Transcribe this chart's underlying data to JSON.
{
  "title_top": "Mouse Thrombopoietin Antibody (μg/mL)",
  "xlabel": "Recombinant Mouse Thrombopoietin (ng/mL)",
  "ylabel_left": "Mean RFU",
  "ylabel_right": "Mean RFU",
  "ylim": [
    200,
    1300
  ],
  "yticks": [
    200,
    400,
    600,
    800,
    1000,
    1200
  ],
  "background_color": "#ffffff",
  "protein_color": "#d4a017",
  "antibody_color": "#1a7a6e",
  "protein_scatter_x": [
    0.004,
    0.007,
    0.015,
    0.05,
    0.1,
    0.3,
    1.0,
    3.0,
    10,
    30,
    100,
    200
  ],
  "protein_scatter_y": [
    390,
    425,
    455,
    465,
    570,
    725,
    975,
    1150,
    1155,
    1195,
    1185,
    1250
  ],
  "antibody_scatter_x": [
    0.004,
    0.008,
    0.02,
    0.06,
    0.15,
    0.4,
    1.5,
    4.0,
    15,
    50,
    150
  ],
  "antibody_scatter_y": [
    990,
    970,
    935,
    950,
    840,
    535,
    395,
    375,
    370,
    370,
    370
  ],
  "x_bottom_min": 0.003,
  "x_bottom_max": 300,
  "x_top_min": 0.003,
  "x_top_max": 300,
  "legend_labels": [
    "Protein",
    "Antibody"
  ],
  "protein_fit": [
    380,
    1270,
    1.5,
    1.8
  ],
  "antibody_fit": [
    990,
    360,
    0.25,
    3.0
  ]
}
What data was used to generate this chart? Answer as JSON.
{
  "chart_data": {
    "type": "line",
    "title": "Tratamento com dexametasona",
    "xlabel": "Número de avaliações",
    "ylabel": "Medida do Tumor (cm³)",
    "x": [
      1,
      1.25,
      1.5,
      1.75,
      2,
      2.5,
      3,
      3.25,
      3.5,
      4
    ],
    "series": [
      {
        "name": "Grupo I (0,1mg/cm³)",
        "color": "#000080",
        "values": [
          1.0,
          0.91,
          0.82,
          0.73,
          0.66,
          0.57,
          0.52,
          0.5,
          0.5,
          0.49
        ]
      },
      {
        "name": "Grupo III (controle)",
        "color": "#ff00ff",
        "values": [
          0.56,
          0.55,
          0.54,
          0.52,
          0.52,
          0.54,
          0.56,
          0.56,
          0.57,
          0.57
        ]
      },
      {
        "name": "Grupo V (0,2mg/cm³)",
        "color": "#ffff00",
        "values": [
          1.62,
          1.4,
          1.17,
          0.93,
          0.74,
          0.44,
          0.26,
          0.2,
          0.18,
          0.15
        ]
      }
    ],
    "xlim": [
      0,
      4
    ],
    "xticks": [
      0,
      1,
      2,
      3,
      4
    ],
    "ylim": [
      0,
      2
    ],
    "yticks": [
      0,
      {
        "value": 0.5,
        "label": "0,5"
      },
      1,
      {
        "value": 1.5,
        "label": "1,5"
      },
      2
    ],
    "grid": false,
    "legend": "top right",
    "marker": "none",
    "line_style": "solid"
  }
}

=======

_Work to complete_. Nothing but the lines from the one that contains "What data was" through the end of the data above should appear, each reproduced exactly.

_Solution to the exercise_.
What data was used to generate this chart? Answer as JSON.
{
  "chart_data": {
    "type": "line",
    "title": "Tratamento com dexametasona",
    "xlabel": "Número de avaliações",
    "ylabel": "Medida do Tumor (cm³)",
    "x": [
      1,
      1.25,
      1.5,
      1.75,
      2,
      2.5,
      3,
      3.25,
      3.5,
      4
    ],
    "series": [
      {
        "name": "Grupo I (0,1mg/cm³)",
        "color": "#000080",
        "values": [
          1.0,
          0.91,
          0.82,
          0.73,
          0.66,
          0.57,
          0.52,
          0.5,
          0.5,
          0.49
        ]
      },
      {
        "name": "Grupo III (controle)",
        "color": "#ff00ff",
        "values": [
          0.56,
          0.55,
          0.54,
          0.52,
          0.52,
          0.54,
          0.56,
          0.56,
          0.57,
          0.57
        ]
      },
      {
        "name": "Grupo V (0,2mg/cm³)",
        "color": "#ffff00",
        "values": [
          1.62,
          1.4,
          1.17,
          0.93,
          0.74,
          0.44,
          0.26,
          0.2,
          0.18,
          0.15
        ]
      }
    ],
    "xlim": [
      0,
      4
    ],
    "xticks": [
      0,
      1,
      2,
      3,
      4
    ],
    "ylim": [
      0,
      2
    ],
    "yticks": [
      0,
      {
        "value": 0.5,
        "label": "0,5"
      },
      1,
      {
        "value": 1.5,
        "label": "1,5"
      },
      2
    ],
    "grid": false,
    "legend": "top right",
    "marker": "none",
    "line_style": "solid"
  }
}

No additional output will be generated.